• Work to complete
Lines that contain "Microsoft" are to be counted; give only their number.
start Recorded information
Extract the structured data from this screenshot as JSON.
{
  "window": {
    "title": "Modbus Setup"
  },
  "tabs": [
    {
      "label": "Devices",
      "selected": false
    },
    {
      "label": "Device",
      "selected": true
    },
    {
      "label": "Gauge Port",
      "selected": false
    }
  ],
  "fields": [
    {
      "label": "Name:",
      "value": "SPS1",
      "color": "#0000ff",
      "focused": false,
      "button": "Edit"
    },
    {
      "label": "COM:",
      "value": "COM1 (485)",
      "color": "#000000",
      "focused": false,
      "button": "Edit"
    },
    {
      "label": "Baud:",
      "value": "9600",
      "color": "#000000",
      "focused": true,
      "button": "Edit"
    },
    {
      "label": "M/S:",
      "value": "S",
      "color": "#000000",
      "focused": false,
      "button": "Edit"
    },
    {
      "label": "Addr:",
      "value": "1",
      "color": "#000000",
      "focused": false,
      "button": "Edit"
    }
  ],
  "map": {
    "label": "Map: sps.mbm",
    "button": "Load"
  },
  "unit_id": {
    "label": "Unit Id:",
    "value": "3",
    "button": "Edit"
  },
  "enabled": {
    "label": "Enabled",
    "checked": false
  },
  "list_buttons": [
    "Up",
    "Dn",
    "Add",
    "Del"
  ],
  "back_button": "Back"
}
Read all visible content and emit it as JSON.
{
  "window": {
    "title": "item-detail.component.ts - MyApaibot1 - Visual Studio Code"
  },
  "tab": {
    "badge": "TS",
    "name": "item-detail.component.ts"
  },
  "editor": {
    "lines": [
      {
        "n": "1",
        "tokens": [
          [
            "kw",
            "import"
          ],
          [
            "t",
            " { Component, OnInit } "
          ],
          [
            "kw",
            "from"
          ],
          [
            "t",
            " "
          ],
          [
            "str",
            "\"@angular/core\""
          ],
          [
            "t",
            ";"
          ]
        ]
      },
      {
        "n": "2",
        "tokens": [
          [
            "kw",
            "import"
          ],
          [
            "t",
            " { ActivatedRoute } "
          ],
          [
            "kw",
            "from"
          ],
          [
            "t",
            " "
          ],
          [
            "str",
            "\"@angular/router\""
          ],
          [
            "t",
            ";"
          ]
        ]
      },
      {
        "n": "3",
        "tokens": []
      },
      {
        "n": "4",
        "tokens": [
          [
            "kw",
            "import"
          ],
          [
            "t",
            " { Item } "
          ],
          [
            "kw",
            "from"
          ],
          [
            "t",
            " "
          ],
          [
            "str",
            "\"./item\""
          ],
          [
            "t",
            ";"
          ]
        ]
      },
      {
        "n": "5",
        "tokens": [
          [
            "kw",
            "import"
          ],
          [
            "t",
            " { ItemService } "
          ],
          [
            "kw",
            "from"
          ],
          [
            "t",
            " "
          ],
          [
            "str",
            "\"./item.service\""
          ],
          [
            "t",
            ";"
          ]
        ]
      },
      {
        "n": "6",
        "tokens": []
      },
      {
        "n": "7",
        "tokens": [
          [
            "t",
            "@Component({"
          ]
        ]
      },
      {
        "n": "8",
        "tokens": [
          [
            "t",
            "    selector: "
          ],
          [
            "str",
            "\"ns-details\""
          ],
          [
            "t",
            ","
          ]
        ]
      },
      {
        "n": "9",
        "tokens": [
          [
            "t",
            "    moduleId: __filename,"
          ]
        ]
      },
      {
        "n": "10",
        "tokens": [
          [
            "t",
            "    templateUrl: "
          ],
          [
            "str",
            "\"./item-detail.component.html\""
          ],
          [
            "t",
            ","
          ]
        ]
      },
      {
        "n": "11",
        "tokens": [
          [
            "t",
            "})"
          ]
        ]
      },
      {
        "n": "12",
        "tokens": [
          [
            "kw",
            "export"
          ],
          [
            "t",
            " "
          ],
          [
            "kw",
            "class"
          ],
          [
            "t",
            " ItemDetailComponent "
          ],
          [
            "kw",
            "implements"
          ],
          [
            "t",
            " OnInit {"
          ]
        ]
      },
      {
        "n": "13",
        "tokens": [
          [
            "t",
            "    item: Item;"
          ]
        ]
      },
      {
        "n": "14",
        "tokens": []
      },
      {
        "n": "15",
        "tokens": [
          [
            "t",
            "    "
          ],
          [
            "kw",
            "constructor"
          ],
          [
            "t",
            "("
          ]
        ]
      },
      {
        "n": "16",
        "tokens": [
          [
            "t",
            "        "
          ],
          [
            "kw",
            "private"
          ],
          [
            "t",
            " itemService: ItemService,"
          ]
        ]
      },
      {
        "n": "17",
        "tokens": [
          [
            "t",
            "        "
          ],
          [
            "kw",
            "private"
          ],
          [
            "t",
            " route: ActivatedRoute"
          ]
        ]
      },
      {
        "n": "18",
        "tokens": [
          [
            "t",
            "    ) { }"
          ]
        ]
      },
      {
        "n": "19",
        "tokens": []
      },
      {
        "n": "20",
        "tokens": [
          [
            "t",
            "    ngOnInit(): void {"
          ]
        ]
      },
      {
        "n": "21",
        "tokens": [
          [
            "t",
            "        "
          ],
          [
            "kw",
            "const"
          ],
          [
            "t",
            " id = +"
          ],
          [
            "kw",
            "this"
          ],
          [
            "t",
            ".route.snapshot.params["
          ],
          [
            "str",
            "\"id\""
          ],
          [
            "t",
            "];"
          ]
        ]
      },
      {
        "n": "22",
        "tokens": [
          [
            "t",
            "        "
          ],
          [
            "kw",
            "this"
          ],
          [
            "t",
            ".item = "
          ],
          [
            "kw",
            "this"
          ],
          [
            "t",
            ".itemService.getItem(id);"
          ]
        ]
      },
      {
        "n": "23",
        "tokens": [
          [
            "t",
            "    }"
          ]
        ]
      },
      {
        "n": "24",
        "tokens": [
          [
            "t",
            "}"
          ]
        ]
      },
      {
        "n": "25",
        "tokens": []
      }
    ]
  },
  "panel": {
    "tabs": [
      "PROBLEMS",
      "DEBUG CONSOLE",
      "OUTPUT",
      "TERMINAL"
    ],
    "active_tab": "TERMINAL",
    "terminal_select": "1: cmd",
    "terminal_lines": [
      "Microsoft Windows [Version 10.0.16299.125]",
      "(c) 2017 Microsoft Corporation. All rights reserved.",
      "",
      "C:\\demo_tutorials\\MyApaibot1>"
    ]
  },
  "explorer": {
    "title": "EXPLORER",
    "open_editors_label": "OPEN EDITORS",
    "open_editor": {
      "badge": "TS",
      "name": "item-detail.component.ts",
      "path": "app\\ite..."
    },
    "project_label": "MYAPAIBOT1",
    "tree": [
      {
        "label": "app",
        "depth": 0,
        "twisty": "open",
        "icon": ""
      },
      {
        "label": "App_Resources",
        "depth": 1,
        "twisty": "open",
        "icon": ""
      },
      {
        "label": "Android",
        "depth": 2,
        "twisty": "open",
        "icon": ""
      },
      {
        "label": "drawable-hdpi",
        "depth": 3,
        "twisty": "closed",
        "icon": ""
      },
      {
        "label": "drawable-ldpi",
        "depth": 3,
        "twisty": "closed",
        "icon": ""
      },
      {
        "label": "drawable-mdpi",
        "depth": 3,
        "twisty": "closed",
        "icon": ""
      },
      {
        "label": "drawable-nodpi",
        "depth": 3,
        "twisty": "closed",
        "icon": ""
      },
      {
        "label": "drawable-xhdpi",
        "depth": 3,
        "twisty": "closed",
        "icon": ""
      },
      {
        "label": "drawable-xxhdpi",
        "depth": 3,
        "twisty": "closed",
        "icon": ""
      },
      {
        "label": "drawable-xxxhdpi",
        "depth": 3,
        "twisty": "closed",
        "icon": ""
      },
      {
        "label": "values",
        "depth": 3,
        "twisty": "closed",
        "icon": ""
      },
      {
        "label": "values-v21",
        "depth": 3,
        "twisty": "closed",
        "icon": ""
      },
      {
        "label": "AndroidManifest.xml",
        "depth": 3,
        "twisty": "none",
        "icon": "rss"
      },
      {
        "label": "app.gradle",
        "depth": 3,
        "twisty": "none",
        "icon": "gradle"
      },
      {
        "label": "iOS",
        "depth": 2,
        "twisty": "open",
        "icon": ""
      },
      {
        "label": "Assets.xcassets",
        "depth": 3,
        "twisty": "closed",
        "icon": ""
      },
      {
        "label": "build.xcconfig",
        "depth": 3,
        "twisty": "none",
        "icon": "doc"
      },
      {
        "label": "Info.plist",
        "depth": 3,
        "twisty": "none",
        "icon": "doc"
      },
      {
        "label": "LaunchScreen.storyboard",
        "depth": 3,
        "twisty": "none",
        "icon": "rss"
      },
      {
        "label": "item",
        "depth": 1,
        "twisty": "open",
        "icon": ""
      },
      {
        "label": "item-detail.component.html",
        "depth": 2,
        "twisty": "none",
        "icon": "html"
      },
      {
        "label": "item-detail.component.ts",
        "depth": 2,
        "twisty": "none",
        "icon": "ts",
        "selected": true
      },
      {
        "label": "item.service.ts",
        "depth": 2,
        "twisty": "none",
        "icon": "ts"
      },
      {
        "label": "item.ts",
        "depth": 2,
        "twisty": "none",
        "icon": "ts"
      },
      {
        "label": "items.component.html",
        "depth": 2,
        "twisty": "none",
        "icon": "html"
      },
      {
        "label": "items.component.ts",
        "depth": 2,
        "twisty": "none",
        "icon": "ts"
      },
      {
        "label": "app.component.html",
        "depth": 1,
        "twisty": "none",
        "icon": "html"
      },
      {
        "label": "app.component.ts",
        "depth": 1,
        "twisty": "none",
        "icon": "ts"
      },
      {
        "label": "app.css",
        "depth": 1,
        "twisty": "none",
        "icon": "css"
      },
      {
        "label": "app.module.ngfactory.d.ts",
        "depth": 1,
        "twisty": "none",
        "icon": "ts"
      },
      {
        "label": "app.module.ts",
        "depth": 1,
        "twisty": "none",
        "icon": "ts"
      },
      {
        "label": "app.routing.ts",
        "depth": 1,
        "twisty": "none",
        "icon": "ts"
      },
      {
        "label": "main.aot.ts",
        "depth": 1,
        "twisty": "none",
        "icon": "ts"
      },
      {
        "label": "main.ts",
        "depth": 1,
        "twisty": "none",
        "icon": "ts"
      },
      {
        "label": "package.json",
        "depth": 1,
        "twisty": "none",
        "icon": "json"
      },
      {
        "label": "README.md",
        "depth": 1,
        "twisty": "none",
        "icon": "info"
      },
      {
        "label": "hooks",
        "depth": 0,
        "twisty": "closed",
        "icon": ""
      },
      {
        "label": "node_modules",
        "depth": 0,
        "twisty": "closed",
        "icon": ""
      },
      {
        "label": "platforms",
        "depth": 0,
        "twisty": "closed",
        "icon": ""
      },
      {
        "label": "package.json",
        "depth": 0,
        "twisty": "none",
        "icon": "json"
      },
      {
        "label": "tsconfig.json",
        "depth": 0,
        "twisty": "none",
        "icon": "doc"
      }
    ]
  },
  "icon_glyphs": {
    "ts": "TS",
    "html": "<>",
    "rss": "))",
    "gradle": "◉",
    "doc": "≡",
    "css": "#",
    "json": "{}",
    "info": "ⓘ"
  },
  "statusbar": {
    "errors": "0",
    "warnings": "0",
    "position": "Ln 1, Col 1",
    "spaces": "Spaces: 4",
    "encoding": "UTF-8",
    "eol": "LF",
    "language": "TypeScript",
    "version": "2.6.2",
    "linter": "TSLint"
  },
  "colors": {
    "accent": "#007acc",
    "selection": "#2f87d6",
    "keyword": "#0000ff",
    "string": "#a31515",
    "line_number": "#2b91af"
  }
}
end Recorded information
• Response to this task
2